**Written exercise:** Search the material for the word "record" and report each line where it turns up.
-------- Task material
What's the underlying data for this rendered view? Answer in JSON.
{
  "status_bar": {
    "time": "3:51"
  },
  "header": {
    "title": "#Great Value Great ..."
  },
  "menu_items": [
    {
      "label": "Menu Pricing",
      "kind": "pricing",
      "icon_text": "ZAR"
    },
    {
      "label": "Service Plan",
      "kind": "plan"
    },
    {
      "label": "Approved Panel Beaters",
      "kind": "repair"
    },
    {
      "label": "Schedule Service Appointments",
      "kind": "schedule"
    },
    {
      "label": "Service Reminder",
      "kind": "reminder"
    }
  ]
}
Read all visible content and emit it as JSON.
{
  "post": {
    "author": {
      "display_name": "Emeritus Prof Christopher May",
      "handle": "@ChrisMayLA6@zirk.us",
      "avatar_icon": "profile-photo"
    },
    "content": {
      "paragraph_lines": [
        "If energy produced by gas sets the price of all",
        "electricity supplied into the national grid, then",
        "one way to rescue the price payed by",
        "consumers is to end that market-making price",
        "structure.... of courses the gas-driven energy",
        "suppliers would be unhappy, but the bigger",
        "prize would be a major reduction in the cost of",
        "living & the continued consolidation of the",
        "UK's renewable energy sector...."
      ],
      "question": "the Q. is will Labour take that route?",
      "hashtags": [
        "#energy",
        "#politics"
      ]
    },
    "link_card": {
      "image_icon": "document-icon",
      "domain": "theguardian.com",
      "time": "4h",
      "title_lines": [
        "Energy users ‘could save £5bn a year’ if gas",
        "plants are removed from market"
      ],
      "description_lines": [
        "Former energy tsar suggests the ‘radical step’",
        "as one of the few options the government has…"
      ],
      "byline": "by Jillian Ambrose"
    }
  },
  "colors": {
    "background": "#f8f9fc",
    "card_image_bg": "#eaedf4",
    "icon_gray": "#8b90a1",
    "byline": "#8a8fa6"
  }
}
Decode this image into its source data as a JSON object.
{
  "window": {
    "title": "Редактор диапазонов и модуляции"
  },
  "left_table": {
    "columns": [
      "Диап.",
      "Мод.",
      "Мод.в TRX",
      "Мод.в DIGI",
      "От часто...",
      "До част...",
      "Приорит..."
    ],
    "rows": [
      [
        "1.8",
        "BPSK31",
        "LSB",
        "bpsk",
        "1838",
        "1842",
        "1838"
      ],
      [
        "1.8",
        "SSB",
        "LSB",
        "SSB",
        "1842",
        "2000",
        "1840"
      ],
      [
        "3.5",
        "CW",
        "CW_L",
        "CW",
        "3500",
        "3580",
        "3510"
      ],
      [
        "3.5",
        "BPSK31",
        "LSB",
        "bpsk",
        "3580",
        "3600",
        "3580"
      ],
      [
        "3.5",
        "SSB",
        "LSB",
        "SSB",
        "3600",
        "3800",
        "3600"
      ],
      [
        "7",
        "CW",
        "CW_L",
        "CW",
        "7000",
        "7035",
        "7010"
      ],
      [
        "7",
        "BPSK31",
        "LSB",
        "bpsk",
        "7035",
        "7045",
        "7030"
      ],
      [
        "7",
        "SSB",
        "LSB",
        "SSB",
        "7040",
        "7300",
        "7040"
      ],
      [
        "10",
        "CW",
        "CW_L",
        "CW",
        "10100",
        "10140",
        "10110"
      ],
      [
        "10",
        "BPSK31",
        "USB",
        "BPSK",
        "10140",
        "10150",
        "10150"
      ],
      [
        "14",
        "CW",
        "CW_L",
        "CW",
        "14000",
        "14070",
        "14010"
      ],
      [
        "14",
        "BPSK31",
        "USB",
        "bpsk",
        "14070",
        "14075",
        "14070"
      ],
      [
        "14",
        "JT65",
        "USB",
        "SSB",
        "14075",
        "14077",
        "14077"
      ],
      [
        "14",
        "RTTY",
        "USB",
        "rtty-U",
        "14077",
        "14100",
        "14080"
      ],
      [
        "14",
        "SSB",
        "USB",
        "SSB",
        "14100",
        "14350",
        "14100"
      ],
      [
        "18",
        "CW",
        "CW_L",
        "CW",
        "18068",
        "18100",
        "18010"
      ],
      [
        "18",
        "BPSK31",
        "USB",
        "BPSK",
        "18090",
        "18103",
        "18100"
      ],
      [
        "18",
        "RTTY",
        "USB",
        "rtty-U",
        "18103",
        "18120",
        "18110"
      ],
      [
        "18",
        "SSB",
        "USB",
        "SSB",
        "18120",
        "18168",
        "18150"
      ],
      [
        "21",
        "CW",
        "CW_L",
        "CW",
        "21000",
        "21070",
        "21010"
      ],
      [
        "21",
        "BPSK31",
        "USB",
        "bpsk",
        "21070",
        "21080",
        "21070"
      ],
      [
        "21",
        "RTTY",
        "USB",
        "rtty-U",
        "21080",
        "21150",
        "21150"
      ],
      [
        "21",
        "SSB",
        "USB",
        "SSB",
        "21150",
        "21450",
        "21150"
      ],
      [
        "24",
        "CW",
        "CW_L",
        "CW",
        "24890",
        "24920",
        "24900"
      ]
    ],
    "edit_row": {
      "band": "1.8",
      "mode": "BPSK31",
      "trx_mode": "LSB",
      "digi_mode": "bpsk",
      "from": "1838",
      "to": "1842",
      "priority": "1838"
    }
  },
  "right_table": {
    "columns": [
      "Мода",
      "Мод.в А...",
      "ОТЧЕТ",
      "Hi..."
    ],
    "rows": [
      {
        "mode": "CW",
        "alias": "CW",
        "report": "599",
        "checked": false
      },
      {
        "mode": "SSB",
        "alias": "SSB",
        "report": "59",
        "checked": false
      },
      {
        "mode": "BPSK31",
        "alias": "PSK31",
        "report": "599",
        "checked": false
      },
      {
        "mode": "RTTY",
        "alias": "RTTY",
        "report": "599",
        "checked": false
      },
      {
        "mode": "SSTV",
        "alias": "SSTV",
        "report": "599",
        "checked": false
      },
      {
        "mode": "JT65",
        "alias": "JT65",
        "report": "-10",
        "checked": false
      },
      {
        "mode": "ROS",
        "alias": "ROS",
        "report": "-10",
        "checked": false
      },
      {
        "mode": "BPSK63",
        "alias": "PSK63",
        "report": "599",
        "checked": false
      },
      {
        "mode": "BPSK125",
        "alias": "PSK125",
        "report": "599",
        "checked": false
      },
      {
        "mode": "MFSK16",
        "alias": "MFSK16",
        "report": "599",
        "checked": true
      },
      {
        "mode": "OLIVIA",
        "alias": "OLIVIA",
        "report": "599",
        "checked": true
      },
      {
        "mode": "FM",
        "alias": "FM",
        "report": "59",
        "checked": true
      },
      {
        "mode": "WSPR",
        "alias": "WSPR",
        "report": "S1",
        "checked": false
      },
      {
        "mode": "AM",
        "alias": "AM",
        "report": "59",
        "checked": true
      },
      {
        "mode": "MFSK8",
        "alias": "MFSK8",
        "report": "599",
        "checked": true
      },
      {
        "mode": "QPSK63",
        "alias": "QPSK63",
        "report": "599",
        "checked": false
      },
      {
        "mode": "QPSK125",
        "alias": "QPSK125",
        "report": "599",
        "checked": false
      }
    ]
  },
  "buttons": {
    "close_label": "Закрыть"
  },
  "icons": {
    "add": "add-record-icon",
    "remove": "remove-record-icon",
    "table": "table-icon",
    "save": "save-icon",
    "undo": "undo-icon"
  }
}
----------------
**Correct output:**
    "add": "add-record-icon",
    "remove": "remove-record-icon",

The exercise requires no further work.